• **Saved entries**

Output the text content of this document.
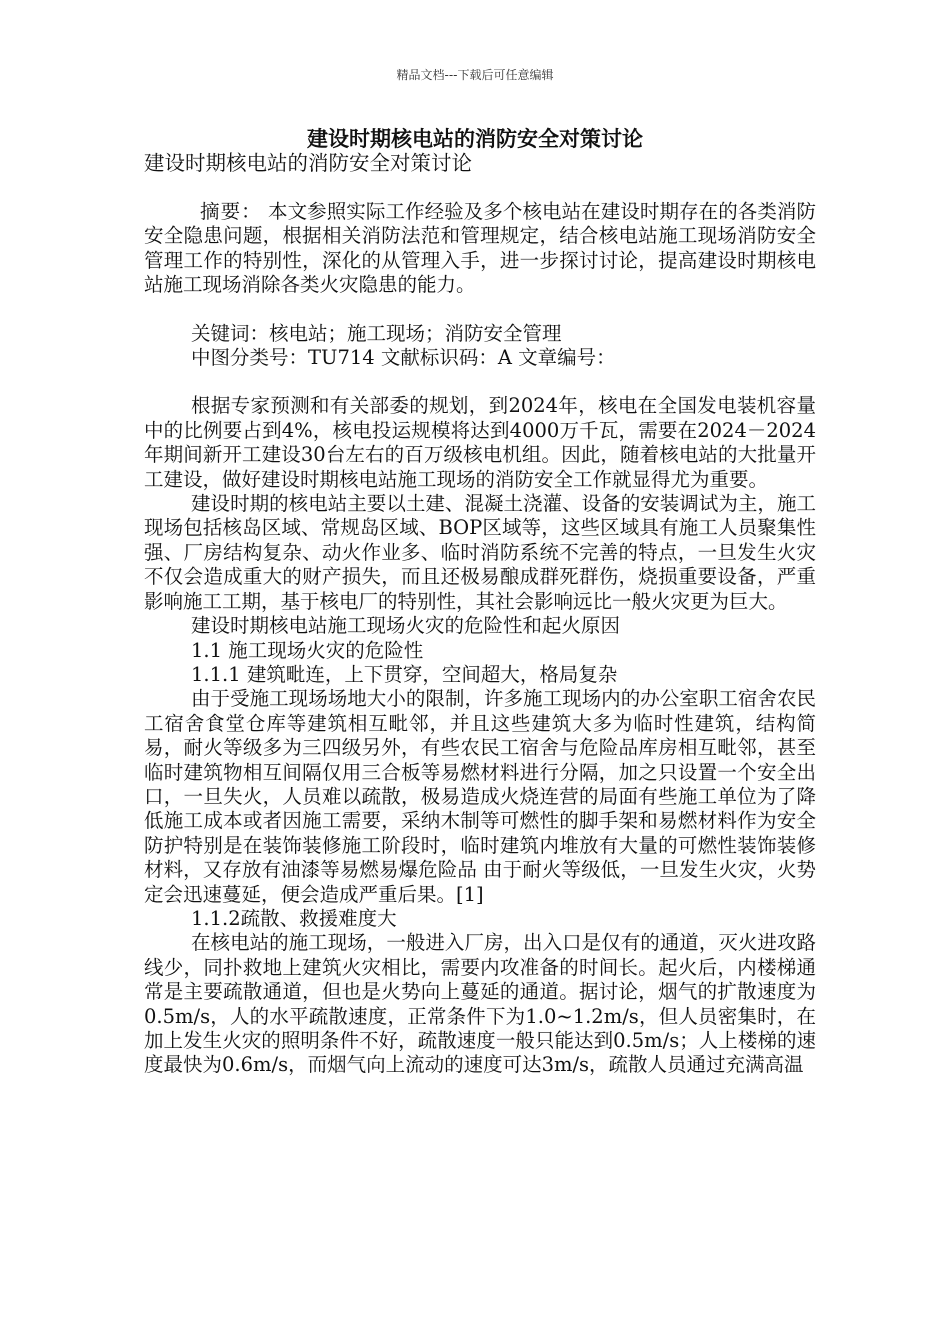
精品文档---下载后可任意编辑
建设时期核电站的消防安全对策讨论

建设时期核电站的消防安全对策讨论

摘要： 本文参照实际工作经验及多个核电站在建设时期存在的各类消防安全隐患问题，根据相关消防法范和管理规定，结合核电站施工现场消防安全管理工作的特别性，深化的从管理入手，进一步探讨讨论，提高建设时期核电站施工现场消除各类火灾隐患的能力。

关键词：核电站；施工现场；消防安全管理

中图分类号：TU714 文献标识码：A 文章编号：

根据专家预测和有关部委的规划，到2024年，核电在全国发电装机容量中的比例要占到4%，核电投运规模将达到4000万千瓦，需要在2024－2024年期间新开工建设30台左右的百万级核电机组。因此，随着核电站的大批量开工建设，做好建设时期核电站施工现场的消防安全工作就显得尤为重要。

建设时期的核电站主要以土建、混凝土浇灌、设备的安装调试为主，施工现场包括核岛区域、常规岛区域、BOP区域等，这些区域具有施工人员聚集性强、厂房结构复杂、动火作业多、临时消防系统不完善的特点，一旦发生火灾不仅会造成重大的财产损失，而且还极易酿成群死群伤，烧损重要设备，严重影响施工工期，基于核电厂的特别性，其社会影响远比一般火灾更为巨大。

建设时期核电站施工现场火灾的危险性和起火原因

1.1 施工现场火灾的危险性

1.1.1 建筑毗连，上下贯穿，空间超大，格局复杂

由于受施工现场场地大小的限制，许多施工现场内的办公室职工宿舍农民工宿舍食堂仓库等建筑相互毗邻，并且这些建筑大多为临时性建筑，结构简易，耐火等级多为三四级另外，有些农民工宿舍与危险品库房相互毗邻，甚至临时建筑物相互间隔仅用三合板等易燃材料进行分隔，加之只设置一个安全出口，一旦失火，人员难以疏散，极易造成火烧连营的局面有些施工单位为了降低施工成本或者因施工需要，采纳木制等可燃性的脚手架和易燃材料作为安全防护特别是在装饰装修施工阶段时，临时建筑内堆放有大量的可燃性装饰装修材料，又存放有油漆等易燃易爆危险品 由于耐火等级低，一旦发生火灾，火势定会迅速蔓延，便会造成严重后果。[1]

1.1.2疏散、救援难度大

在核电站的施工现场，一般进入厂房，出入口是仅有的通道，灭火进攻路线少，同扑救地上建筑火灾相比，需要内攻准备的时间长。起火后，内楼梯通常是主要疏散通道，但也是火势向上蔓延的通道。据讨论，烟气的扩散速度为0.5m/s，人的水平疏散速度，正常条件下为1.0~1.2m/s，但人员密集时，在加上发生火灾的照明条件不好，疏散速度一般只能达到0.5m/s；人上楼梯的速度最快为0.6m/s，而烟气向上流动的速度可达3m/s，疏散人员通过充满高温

* * *

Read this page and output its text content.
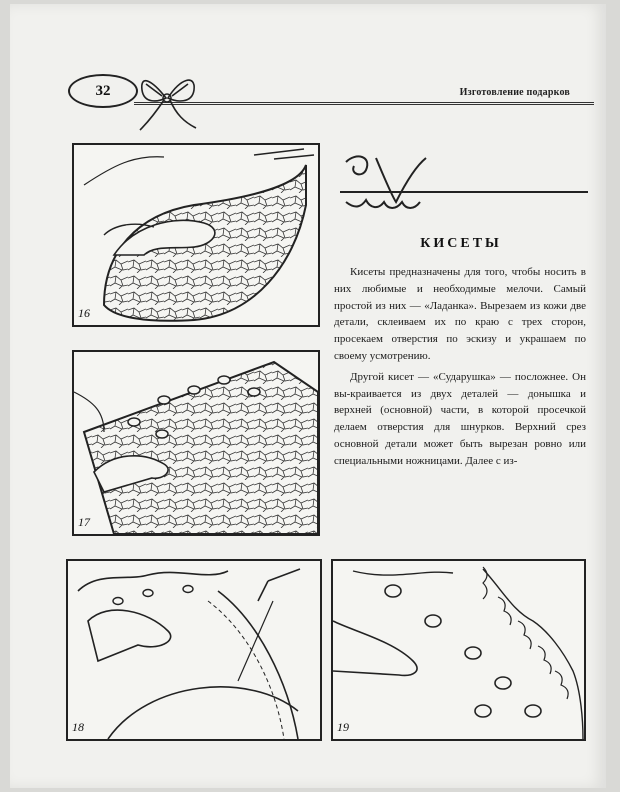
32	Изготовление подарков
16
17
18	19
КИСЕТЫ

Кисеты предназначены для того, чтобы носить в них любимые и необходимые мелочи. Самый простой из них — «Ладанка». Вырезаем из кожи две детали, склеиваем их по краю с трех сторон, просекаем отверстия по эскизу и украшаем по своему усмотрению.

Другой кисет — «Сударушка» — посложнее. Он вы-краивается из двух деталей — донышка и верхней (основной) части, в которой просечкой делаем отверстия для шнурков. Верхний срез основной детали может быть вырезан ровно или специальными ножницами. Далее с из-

• **WRITTEN INSTRUCTION**
Where a line above contains the word "детали", copy that line.

• **CORRECT RESULT**
Кисеты предназначены для того, чтобы носить в них любимые и необходимые мелочи. Самый простой из них — «Ладанка». Вырезаем из кожи две детали, склеиваем их по краю с трех сторон, просекаем отверстия по эскизу и украшаем по своему усмотрению.
Другой кисет — «Сударушка» — посложнее. Он вы-краивается из двух деталей — донышка и верхней (основной) части, в которой просечкой делаем отверстия для шнурков. Верхний срез основной детали может быть вырезан ровно или специальными ножницами. Далее с из-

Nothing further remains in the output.